Set task:
Extract all data as written.

>>>>

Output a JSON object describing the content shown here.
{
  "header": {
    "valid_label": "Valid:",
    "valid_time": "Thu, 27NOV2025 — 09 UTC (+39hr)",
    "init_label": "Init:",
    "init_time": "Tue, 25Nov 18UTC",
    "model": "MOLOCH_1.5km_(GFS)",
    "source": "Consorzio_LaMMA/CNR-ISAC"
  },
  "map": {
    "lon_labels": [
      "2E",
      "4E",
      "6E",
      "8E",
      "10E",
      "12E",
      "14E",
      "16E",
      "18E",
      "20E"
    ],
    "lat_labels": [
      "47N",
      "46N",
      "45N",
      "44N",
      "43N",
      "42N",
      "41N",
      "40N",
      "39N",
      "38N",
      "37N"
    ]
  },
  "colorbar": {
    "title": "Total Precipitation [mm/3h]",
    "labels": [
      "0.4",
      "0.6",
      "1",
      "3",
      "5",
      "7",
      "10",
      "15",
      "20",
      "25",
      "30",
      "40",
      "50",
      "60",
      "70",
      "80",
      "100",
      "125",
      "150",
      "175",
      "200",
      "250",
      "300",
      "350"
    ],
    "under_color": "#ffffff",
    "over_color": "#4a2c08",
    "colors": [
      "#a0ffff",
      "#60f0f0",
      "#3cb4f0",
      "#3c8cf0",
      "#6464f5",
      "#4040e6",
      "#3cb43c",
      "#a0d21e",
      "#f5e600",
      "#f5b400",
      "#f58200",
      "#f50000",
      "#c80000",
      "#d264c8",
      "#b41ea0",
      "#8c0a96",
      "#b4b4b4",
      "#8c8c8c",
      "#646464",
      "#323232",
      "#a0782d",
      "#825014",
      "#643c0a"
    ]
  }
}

<<<<

Answer to the task:
Output a JSON object describing the content shown here.
{
  "header": {
    "valid_label": "Valid:",
    "valid_time": "Thu, 27NOV2025 — 09 UTC (+39hr)",
    "init_label": "Init:",
    "init_time": "Tue, 25Nov 18UTC",
    "model": "MOLOCH_1.5km_(GFS)",
    "source": "Consorzio_LaMMA/CNR-ISAC"
  },
  "map": {
    "lon_labels": [
      "2E",
      "4E",
      "6E",
      "8E",
      "10E",
      "12E",
      "14E",
      "16E",
      "18E",
      "20E"
    ],
    "lat_labels": [
      "47N",
      "46N",
      "45N",
      "44N",
      "43N",
      "42N",
      "41N",
      "40N",
      "39N",
      "38N",
      "37N"
    ]
  },
  "colorbar": {
    "title": "Total Precipitation [mm/3h]",
    "labels": [
      "0.4",
      "0.6",
      "1",
      "3",
      "5",
      "7",
      "10",
      "15",
      "20",
      "25",
      "30",
      "40",
      "50",
      "60",
      "70",
      "80",
      "100",
      "125",
      "150",
      "175",
      "200",
      "250",
      "300",
      "350"
    ],
    "under_color": "#ffffff",
    "over_color": "#4a2c08",
    "colors": [
      "#a0ffff",
      "#60f0f0",
      "#3cb4f0",
      "#3c8cf0",
      "#6464f5",
      "#4040e6",
      "#3cb43c",
      "#a0d21e",
      "#f5e600",
      "#f5b400",
      "#f58200",
      "#f50000",
      "#c80000",
      "#d264c8",
      "#b41ea0",
      "#8c0a96",
      "#b4b4b4",
      "#8c8c8c",
      "#646464",
      "#323232",
      "#a0782d",
      "#825014",
      "#643c0a"
    ]
  }
}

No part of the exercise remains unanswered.